§ Task inputs:

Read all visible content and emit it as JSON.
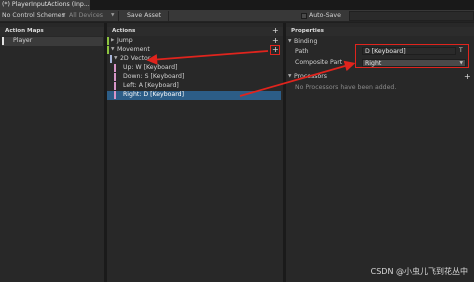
{
  "window": {
    "title": "(*) PlayerInputActions (Inp..."
  },
  "toolbar": {
    "control_schemes": "No Control Schemes",
    "devices": "All Devices",
    "save_asset": "Save Asset",
    "auto_save": "Auto-Save"
  },
  "action_maps": {
    "header": "Action Maps",
    "items": [
      {
        "label": "Player"
      }
    ]
  },
  "actions": {
    "header": "Actions",
    "add_icon": "+",
    "items": [
      {
        "label": "Jump",
        "stripe": "#8cc43f"
      },
      {
        "label": "Movement",
        "stripe": "#8cc43f"
      },
      {
        "label": "2D Vector",
        "stripe": "#a7b4d8"
      },
      {
        "label": "Up: W [Keyboard]",
        "stripe": "#d795c8"
      },
      {
        "label": "Down: S [Keyboard]",
        "stripe": "#d795c8"
      },
      {
        "label": "Left: A [Keyboard]",
        "stripe": "#d795c8"
      },
      {
        "label": "Right: D [Keyboard]",
        "stripe": "#d795c8"
      }
    ]
  },
  "properties": {
    "header": "Properties",
    "binding_section": "Binding",
    "path_label": "Path",
    "path_value": "D [Keyboard]",
    "composite_part_label": "Composite Part",
    "composite_part_value": "Right",
    "processors_section": "Processors",
    "processors_empty": "No Processors have been added."
  },
  "annotation_color": "#e0241d",
  "selection_color": "#2c5d87",
  "watermark": "CSDN @小虫儿飞到花丛中"
}
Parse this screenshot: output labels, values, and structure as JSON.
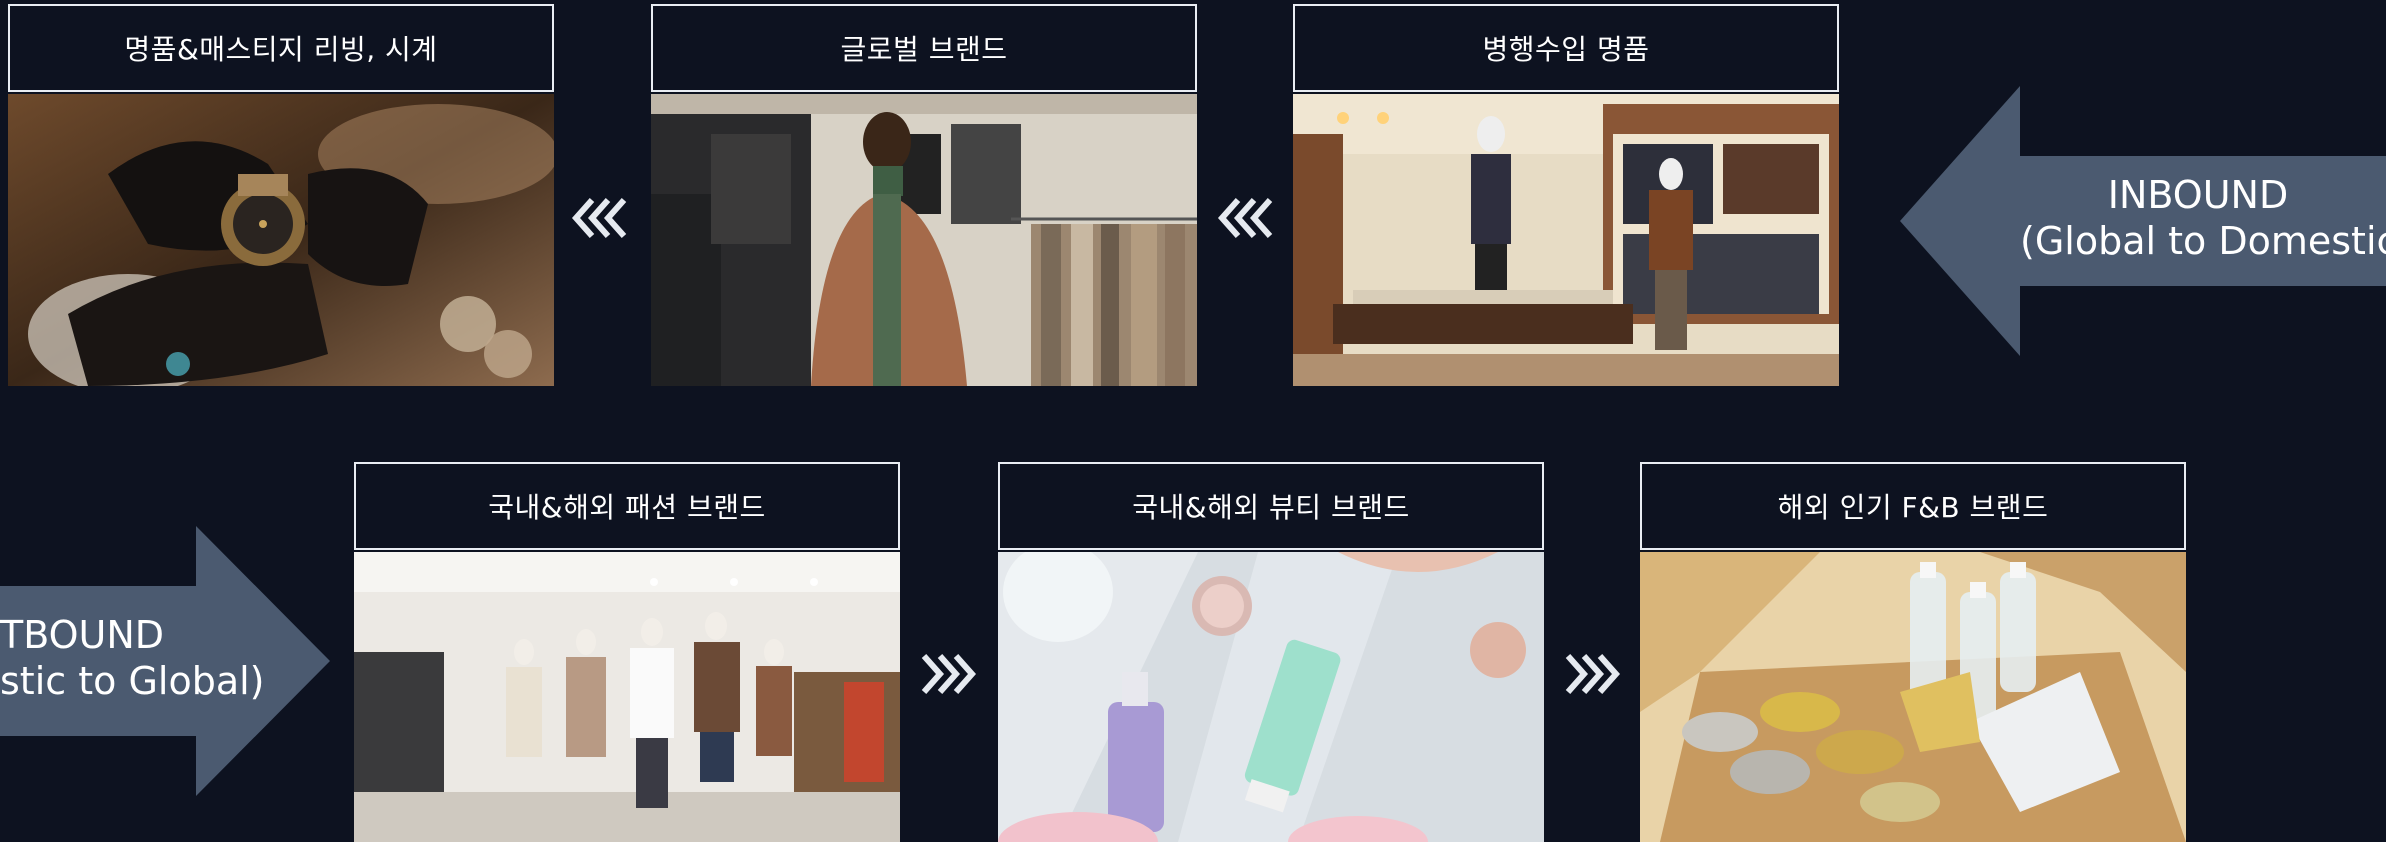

§ Task statement:
Find each line in the records holding the string "Right" and show it.

§ Response:
        "label": "Right: D [Keyboard]",
    "composite_part_value": "Right",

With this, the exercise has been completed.